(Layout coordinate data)
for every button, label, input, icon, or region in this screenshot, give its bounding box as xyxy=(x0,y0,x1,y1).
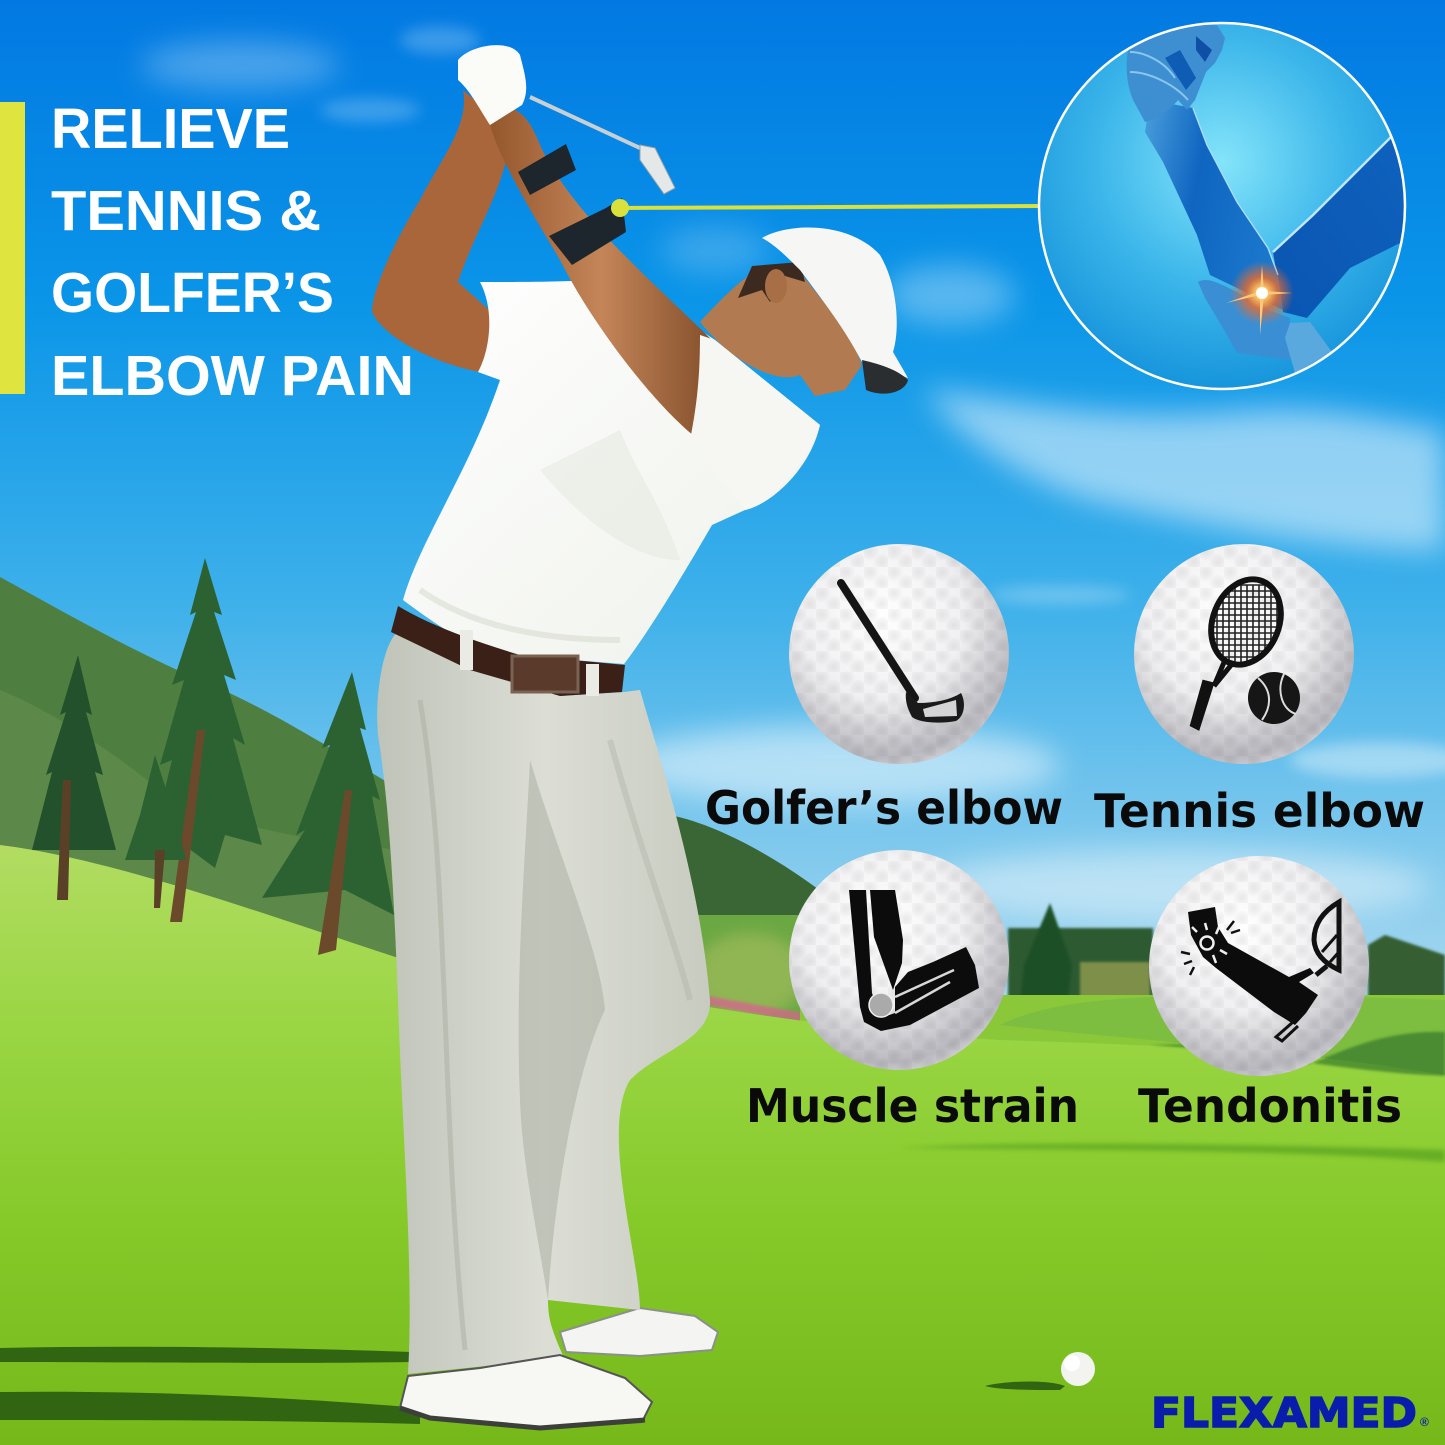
golfer photo figure xyxy=(372,45,908,1428)
medical elbow circle xyxy=(1039,23,1412,389)
golf ball icon: muscle strain xyxy=(789,850,1009,1070)
golfer: rear shoe xyxy=(560,1308,718,1356)
brand logo: ® xyxy=(1420,1415,1429,1429)
grass xyxy=(0,845,1445,1445)
ground shadows xyxy=(0,1347,1065,1424)
golf ball icon: golf club xyxy=(789,544,1009,764)
brand logo: FLEXAMED xyxy=(1151,1389,1417,1437)
pain burst xyxy=(1230,261,1294,325)
golfer: trousers xyxy=(377,632,710,1374)
forearm xyxy=(1145,100,1283,310)
golf ball icon: tendonitis xyxy=(1149,856,1369,1076)
hand on elbow xyxy=(1198,280,1290,360)
supporting wrist xyxy=(1285,322,1332,373)
golfer: belt xyxy=(391,606,625,696)
golfer: shirt xyxy=(403,280,820,664)
golf ball icon: tennis racket xyxy=(1134,544,1354,764)
yellow accent bar xyxy=(0,102,25,394)
title: RELIEVE xyxy=(51,97,290,161)
clouds xyxy=(140,26,1445,921)
golfer: front shoe xyxy=(400,1355,652,1428)
callout line xyxy=(611,199,1040,217)
title: TENNIS & xyxy=(51,179,321,243)
upper arm xyxy=(1273,133,1412,318)
golfer: front arm xyxy=(490,108,712,436)
trees xyxy=(32,558,394,955)
golf ball on tee xyxy=(1061,1352,1095,1386)
title xyxy=(51,97,414,408)
golfer: cap xyxy=(762,228,908,378)
golfer: armbands xyxy=(518,144,576,195)
title: ELBOW PAIN xyxy=(51,344,414,408)
label: Tendonitis: Tendonitis xyxy=(1138,1079,1402,1133)
golfer: club xyxy=(530,97,640,148)
golfer: neck and head xyxy=(700,268,862,396)
golfer: glove xyxy=(458,45,526,125)
fist xyxy=(1127,24,1225,122)
title: GOLFER’S xyxy=(51,261,334,325)
label: Tennis elbow: Tennis elbow xyxy=(1094,784,1425,838)
background sky xyxy=(0,0,1445,1000)
hills and distant landscape xyxy=(0,577,1445,1085)
golfer: back arm xyxy=(372,90,510,372)
label: Golfer's elbow: Golfer’s elbow xyxy=(705,781,1063,835)
label: Muscle strain: Muscle strain xyxy=(746,1079,1079,1133)
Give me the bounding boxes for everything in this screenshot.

Work to complete>
Can you duplicate the lines word for word, starting at the line that contains "golfer photo figure xyxy=(372,45,908,1428)" and stopping after the line that contains "upper arm xyxy=(1273,133,1412,318)"?

Solution to this task>
golfer photo figure xyxy=(372,45,908,1428)
medical elbow circle xyxy=(1039,23,1412,389)
golf ball icon: muscle strain xyxy=(789,850,1009,1070)
golfer: rear shoe xyxy=(560,1308,718,1356)
brand logo: ® xyxy=(1420,1415,1429,1429)
grass xyxy=(0,845,1445,1445)
ground shadows xyxy=(0,1347,1065,1424)
golf ball icon: golf club xyxy=(789,544,1009,764)
brand logo: FLEXAMED xyxy=(1151,1389,1417,1437)
pain burst xyxy=(1230,261,1294,325)
golfer: trousers xyxy=(377,632,710,1374)
forearm xyxy=(1145,100,1283,310)
golf ball icon: tendonitis xyxy=(1149,856,1369,1076)
hand on elbow xyxy=(1198,280,1290,360)
supporting wrist xyxy=(1285,322,1332,373)
golfer: belt xyxy=(391,606,625,696)
golfer: shirt xyxy=(403,280,820,664)
golf ball icon: tennis racket xyxy=(1134,544,1354,764)
yellow accent bar xyxy=(0,102,25,394)
title: RELIEVE xyxy=(51,97,290,161)
clouds xyxy=(140,26,1445,921)
golfer: front shoe xyxy=(400,1355,652,1428)
callout line xyxy=(611,199,1040,217)
title: TENNIS & xyxy=(51,179,321,243)
upper arm xyxy=(1273,133,1412,318)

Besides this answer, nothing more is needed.